— Set task —
Please set down the material below word for word, from its first line through the line that contains "Text: SP03-B0400F: SP03-B0400F: [538, 296, 591, 305]", including that line.
(begin)
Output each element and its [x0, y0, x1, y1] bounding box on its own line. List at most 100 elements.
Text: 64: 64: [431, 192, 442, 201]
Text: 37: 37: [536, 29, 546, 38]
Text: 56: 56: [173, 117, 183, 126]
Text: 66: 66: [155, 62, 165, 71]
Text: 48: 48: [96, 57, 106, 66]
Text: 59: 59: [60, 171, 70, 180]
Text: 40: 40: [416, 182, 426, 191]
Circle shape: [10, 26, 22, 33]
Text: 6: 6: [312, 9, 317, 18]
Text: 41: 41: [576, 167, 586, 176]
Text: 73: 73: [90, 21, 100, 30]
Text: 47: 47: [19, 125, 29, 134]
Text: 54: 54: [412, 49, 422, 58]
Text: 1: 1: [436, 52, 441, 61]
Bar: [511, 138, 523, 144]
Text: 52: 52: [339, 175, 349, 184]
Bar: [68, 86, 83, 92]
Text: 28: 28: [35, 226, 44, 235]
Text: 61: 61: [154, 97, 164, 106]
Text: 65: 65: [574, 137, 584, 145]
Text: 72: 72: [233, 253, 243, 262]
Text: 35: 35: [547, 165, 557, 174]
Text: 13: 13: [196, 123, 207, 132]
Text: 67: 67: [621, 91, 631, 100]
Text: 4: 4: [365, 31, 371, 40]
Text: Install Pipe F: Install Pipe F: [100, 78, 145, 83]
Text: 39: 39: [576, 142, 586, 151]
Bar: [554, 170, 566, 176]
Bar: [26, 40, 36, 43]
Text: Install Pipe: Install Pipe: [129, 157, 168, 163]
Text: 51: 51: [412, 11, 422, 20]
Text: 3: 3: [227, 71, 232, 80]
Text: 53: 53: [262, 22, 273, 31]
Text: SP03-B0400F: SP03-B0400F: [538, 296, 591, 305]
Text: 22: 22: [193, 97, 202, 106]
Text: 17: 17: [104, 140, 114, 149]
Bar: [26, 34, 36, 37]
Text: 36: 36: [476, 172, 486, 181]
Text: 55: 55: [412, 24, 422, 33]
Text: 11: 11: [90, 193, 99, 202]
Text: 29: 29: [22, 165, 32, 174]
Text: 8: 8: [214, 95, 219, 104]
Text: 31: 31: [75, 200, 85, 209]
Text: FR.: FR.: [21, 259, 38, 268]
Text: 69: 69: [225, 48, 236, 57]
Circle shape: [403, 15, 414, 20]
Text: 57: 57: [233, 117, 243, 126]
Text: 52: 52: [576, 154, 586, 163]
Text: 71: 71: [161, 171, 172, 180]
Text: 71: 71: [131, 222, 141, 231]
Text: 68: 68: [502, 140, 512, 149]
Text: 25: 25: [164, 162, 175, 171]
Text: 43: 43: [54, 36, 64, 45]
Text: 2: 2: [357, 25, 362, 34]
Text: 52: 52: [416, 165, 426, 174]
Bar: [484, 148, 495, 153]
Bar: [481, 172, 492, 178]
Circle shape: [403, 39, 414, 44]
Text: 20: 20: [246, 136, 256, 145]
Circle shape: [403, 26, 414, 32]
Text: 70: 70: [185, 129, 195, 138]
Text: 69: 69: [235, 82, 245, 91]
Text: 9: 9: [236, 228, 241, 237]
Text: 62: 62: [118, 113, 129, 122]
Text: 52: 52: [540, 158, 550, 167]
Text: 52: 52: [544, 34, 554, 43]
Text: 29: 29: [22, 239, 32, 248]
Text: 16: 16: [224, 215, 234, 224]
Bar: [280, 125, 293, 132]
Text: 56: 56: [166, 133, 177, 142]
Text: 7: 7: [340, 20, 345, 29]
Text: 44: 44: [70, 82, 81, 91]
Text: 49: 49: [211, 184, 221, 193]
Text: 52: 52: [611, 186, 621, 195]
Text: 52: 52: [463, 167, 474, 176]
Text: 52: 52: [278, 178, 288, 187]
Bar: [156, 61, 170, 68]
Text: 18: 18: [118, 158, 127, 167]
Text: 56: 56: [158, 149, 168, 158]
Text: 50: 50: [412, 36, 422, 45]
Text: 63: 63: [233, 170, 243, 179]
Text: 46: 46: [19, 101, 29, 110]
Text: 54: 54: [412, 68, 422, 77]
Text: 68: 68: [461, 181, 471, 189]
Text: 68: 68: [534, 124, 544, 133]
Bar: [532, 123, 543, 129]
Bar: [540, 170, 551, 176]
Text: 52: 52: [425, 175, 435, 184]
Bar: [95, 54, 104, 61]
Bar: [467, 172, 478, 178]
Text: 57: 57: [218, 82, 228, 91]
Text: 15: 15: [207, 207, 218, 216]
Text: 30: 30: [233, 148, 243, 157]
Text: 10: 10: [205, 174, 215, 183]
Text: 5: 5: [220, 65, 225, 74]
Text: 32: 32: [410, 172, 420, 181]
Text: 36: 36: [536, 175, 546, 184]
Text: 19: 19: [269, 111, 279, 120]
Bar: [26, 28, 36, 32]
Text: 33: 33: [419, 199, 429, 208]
(end)
— Answer in full —
Output each element and its [x0, y0, x1, y1] bounding box on its own line. List at most 100 elements.
Text: 64: 64: [431, 192, 442, 201]
Text: 37: 37: [536, 29, 546, 38]
Text: 56: 56: [173, 117, 183, 126]
Text: 66: 66: [155, 62, 165, 71]
Text: 48: 48: [96, 57, 106, 66]
Text: 59: 59: [60, 171, 70, 180]
Text: 40: 40: [416, 182, 426, 191]
Circle shape: [10, 26, 22, 33]
Text: 6: 6: [312, 9, 317, 18]
Text: 41: 41: [576, 167, 586, 176]
Text: 73: 73: [90, 21, 100, 30]
Text: 47: 47: [19, 125, 29, 134]
Text: 54: 54: [412, 49, 422, 58]
Text: 1: 1: [436, 52, 441, 61]
Bar: [511, 138, 523, 144]
Text: 52: 52: [339, 175, 349, 184]
Bar: [68, 86, 83, 92]
Text: 28: 28: [35, 226, 44, 235]
Text: 61: 61: [154, 97, 164, 106]
Text: 65: 65: [574, 137, 584, 145]
Text: 72: 72: [233, 253, 243, 262]
Text: 35: 35: [547, 165, 557, 174]
Text: 13: 13: [196, 123, 207, 132]
Text: 67: 67: [621, 91, 631, 100]
Text: 4: 4: [365, 31, 371, 40]
Text: Install Pipe F: Install Pipe F: [100, 78, 145, 83]
Text: 39: 39: [576, 142, 586, 151]
Bar: [554, 170, 566, 176]
Bar: [26, 40, 36, 43]
Text: Install Pipe: Install Pipe: [129, 157, 168, 163]
Text: 51: 51: [412, 11, 422, 20]
Text: 3: 3: [227, 71, 232, 80]
Text: 53: 53: [262, 22, 273, 31]
Text: SP03-B0400F: SP03-B0400F: [538, 296, 591, 305]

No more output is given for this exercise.